What is asked => Wherever "budgeten" appears in a line, list that line.

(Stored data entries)
────────────────────

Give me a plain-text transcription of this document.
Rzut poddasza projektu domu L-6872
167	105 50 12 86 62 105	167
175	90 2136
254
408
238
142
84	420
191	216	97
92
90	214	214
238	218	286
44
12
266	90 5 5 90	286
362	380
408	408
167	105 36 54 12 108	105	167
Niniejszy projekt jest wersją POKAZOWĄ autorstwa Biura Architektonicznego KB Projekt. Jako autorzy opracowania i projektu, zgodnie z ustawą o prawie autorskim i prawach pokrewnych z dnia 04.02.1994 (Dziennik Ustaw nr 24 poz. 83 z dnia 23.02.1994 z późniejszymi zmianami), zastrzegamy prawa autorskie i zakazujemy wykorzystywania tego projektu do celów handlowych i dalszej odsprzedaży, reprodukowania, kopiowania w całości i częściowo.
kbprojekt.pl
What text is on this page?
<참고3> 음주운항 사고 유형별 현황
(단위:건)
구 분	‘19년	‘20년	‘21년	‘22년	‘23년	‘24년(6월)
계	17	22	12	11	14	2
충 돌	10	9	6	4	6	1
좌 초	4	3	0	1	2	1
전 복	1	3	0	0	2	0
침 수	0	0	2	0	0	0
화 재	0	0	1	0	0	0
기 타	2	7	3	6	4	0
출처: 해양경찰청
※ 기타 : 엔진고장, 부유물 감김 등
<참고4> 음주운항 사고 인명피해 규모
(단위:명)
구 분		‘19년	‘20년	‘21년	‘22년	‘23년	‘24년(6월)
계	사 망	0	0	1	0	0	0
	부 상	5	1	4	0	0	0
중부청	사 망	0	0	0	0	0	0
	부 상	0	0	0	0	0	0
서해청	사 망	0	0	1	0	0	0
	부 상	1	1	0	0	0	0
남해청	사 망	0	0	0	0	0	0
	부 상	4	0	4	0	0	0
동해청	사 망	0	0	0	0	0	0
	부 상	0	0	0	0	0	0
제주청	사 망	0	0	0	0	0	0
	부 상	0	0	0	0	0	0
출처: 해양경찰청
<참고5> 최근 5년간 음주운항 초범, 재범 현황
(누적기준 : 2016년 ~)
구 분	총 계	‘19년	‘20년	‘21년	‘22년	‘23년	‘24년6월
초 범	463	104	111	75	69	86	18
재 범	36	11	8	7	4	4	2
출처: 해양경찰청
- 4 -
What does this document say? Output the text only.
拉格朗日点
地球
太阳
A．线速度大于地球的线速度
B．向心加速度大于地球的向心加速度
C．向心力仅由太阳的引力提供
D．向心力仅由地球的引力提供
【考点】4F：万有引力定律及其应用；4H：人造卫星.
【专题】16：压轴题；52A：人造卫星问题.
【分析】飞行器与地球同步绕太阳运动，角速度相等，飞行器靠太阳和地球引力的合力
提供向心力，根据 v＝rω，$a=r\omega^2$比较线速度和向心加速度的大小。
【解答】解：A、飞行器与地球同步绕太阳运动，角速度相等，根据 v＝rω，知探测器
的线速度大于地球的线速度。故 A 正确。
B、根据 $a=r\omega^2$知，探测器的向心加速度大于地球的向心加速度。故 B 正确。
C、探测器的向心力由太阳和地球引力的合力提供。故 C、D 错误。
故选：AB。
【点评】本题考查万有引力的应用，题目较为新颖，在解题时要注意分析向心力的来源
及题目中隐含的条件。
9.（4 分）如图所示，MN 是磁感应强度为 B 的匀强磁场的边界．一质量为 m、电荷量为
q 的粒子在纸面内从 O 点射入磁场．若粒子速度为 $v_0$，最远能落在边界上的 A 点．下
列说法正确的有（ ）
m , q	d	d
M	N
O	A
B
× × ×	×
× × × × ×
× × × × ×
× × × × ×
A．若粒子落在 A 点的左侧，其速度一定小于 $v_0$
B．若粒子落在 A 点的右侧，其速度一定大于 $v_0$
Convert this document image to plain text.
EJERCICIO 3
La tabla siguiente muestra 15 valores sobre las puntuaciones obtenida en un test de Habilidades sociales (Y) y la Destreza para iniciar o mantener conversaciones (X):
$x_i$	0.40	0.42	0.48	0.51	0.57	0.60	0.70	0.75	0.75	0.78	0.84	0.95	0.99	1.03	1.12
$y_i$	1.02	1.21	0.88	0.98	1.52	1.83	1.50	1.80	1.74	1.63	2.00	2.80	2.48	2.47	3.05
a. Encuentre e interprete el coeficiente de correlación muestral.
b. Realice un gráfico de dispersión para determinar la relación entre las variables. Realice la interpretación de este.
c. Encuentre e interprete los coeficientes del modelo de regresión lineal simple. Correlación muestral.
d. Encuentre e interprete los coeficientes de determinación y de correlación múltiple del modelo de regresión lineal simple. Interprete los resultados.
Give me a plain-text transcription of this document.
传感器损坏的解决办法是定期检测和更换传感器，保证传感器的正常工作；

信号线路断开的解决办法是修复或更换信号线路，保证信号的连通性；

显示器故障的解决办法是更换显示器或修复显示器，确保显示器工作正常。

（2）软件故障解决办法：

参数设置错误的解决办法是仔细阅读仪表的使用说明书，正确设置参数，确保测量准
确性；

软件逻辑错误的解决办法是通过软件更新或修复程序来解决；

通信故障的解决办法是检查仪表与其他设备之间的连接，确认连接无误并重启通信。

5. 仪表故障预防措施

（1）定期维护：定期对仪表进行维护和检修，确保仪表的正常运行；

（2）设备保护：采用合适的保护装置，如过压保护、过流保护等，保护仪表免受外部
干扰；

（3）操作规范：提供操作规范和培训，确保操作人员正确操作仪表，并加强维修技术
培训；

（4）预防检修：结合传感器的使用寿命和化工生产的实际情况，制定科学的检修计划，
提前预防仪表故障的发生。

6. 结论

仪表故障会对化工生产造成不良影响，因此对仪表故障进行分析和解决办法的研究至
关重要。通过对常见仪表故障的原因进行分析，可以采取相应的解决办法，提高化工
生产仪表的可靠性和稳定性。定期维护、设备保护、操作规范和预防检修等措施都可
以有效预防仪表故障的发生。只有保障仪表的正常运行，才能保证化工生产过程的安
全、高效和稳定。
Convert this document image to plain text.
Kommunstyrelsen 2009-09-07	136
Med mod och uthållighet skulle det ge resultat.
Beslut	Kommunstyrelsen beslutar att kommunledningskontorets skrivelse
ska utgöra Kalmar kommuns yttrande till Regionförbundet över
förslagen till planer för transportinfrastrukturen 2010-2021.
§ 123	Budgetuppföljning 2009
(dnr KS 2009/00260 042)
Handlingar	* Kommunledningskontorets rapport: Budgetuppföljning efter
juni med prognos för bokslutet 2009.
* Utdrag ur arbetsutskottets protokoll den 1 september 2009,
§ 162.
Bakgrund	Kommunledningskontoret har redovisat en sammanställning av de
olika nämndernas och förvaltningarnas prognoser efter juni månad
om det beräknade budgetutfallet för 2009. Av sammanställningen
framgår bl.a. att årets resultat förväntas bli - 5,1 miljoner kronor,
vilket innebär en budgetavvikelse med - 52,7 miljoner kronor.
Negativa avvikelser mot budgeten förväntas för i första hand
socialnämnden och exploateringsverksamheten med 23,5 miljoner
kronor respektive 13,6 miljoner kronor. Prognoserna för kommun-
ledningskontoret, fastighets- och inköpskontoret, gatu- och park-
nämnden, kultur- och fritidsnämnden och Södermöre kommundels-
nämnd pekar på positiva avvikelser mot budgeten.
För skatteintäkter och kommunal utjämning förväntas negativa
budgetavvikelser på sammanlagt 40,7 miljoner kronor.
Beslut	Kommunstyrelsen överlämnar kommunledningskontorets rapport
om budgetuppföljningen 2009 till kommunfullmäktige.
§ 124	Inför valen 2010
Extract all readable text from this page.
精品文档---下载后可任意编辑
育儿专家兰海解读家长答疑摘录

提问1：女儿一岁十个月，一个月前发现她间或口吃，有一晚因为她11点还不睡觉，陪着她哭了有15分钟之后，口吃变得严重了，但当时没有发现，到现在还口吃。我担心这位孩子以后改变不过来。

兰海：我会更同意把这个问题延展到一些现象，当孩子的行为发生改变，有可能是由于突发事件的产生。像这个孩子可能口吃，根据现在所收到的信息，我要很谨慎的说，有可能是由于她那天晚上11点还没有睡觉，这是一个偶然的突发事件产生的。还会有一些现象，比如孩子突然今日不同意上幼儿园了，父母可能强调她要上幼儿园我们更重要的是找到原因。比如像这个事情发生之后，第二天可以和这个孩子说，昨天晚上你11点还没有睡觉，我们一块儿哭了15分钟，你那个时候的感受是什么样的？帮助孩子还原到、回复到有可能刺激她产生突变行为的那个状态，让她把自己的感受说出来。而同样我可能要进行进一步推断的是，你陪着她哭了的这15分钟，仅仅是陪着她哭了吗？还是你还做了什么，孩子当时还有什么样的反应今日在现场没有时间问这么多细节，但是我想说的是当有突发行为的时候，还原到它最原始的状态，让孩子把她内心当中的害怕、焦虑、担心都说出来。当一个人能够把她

────────────────────

Task response =>
Negativa avvikelser mot budgeten förväntas för i första hand
nämnd pekar på positiva avvikelser mot budgeten.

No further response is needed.